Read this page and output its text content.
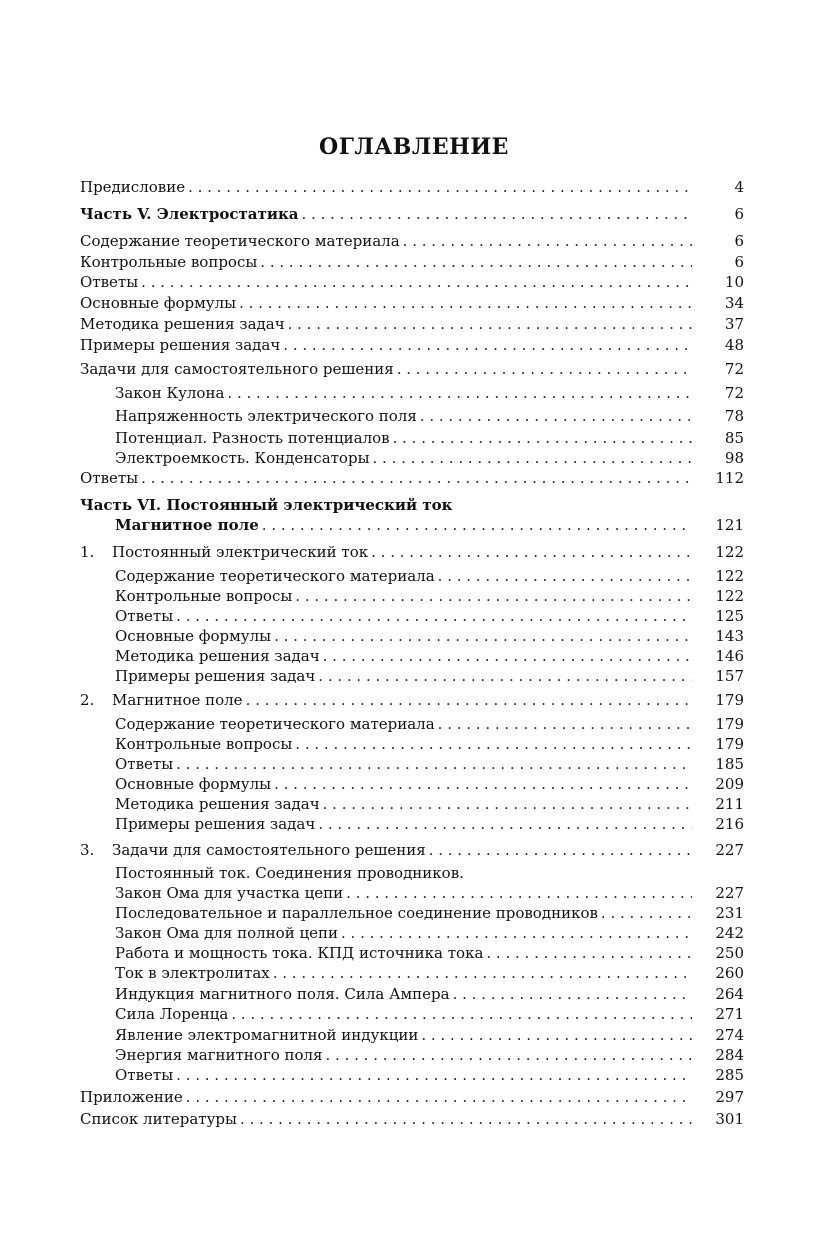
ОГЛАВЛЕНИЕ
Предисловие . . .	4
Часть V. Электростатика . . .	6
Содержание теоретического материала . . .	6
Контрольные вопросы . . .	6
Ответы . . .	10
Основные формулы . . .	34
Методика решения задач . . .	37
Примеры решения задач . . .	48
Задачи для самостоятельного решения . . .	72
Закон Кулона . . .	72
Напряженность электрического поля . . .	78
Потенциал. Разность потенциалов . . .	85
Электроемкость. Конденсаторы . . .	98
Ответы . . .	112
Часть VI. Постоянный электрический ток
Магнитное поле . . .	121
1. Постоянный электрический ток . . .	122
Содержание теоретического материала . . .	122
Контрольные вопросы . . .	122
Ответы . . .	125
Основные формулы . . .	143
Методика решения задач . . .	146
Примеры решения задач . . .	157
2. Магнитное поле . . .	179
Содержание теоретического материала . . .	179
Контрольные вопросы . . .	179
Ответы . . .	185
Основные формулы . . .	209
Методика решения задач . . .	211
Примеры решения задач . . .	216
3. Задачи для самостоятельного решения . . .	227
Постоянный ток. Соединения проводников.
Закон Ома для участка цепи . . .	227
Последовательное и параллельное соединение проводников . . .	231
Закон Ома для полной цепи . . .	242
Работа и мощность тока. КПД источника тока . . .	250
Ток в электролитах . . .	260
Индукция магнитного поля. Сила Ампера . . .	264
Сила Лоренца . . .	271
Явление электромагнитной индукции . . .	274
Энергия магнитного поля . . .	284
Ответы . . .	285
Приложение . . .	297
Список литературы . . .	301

---

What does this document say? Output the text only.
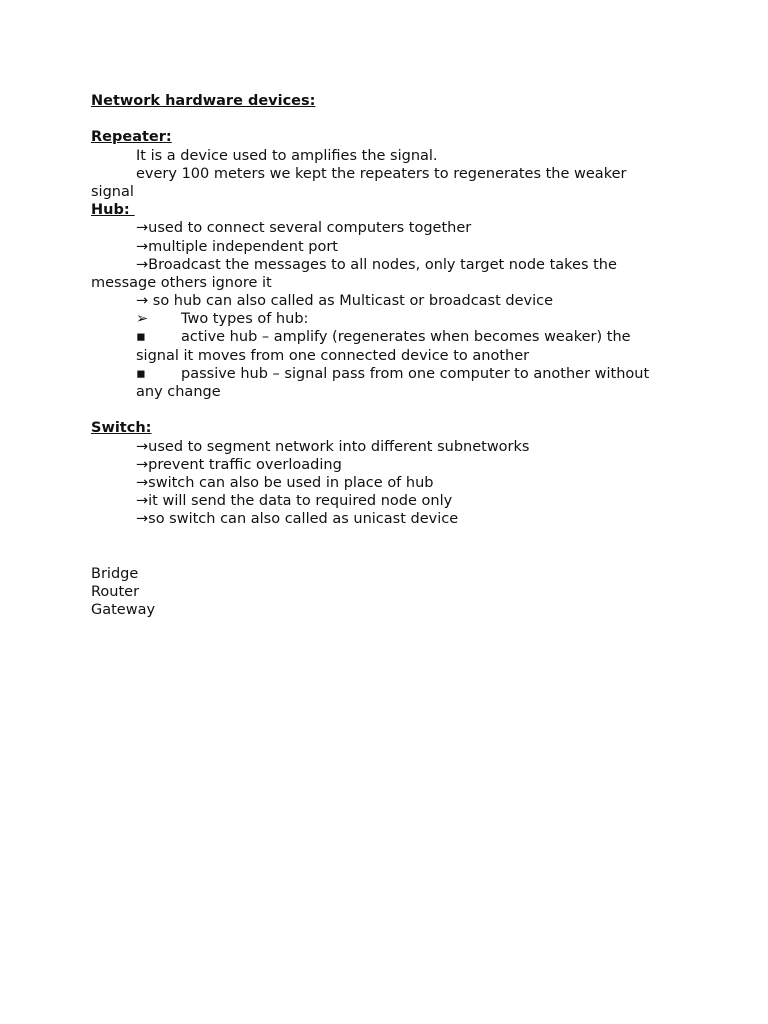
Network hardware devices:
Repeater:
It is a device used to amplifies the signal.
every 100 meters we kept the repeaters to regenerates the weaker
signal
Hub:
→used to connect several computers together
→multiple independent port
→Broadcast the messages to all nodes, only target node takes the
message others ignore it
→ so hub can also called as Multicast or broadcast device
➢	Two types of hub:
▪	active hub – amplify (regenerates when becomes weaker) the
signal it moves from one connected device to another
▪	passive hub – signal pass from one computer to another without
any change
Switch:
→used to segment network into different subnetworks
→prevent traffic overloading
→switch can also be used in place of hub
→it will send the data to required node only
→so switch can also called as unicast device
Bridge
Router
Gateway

AIM: Look over the records above and copy each line that includes the string "another".

COMPLETED EXERCISE:
signal it moves from one connected device to another
▪	passive hub – signal pass from one computer to another without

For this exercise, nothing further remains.